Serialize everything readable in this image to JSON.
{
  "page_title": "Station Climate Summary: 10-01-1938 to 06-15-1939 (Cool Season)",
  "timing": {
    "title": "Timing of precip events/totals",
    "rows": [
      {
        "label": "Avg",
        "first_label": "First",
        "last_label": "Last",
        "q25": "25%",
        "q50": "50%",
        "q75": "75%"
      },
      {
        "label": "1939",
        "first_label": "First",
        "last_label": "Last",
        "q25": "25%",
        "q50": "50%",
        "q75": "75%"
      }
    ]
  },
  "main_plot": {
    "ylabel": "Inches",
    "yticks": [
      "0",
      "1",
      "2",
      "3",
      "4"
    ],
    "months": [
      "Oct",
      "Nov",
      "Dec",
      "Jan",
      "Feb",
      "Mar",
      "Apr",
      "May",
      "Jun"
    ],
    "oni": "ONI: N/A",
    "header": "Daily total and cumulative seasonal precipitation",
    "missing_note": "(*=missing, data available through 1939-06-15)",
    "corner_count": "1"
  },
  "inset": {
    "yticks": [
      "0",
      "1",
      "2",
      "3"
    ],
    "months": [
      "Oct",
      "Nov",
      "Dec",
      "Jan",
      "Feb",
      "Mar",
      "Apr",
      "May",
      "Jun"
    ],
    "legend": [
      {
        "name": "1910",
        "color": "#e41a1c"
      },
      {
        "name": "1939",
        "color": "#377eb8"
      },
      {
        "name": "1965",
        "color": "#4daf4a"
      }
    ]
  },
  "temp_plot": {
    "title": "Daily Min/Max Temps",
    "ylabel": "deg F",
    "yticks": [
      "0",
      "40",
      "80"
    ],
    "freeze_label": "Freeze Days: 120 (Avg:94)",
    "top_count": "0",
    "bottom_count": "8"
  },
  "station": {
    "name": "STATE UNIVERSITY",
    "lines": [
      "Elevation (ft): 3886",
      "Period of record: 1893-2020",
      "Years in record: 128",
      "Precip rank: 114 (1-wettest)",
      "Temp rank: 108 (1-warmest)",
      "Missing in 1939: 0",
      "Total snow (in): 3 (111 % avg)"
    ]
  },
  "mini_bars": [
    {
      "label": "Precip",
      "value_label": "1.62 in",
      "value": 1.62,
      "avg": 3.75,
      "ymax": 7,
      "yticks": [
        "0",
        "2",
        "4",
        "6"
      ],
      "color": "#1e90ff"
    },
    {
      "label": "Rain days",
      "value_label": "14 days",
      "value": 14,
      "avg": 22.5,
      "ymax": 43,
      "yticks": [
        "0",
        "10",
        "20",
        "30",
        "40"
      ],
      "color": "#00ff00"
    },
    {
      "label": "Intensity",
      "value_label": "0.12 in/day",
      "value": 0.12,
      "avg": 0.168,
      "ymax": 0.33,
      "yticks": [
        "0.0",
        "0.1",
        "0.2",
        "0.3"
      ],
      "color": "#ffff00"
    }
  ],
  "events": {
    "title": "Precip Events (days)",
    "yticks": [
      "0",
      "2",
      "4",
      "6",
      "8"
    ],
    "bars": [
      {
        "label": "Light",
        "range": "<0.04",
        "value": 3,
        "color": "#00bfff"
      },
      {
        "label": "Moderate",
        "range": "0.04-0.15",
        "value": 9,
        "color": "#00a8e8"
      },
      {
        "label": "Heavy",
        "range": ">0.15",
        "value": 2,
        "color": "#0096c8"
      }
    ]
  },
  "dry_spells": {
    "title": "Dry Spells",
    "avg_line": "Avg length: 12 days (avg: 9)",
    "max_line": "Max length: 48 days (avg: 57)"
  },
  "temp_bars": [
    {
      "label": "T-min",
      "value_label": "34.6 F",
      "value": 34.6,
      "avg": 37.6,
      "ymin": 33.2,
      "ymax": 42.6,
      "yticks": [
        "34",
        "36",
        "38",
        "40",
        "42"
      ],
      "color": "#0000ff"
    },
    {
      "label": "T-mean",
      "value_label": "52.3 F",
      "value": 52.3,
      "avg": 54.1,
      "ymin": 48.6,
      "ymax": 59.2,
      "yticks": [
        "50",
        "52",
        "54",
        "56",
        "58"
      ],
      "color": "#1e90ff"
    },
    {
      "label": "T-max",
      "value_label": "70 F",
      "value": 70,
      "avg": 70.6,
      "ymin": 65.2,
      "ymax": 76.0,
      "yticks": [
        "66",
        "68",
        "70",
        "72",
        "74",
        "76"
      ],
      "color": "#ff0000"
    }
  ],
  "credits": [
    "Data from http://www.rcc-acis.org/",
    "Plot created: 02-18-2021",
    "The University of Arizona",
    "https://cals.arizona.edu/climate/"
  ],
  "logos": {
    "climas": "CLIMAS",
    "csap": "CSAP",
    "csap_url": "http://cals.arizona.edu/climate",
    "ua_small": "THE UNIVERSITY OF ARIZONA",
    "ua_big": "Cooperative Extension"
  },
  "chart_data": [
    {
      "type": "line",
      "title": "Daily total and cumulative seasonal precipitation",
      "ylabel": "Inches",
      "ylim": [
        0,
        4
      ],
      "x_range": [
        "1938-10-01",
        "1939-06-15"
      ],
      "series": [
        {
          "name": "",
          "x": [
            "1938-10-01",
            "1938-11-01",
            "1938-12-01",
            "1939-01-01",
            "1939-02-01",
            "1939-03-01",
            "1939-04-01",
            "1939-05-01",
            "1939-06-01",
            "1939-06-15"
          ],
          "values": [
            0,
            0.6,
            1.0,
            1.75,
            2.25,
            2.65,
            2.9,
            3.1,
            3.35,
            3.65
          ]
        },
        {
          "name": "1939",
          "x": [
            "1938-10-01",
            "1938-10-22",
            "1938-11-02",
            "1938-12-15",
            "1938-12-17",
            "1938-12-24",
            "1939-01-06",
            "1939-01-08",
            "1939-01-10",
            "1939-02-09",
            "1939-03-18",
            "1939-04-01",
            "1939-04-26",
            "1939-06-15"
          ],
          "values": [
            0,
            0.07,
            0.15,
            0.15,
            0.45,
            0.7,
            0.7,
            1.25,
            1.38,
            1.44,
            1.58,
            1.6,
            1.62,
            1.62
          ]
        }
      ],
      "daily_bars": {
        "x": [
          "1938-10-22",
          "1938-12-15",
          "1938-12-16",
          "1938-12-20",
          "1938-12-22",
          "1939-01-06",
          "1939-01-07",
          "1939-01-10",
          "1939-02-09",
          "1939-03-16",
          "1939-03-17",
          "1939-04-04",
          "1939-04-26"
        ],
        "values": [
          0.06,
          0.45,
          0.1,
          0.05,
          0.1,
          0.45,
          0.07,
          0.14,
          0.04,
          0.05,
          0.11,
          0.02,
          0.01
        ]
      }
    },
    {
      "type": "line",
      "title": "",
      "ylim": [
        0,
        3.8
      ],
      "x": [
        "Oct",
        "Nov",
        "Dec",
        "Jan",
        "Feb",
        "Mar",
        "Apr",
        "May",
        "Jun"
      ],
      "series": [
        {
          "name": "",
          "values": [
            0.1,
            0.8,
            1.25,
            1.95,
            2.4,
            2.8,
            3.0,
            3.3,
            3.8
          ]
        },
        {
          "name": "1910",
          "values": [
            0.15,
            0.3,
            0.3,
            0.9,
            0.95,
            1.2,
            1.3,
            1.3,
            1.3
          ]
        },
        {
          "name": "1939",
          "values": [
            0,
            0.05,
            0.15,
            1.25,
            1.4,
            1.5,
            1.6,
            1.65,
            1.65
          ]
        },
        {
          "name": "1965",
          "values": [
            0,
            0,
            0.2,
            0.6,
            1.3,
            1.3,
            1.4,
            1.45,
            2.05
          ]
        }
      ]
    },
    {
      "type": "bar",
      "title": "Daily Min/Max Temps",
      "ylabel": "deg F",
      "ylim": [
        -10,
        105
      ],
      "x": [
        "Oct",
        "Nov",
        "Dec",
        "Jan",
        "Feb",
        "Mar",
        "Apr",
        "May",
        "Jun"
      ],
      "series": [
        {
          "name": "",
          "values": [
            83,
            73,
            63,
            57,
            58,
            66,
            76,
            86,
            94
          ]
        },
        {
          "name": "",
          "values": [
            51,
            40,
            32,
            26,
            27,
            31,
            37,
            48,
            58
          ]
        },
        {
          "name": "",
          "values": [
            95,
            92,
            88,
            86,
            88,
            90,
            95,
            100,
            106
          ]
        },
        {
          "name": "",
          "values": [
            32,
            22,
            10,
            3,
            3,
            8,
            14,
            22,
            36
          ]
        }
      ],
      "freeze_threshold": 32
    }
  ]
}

◆ ◆ ◆ ◆ ◆

• [Work to be completed] Copy every line above that includes the string "Temps".

• [Exercise result]
    "title": "Daily Min/Max Temps",
      "title": "Daily Min/Max Temps",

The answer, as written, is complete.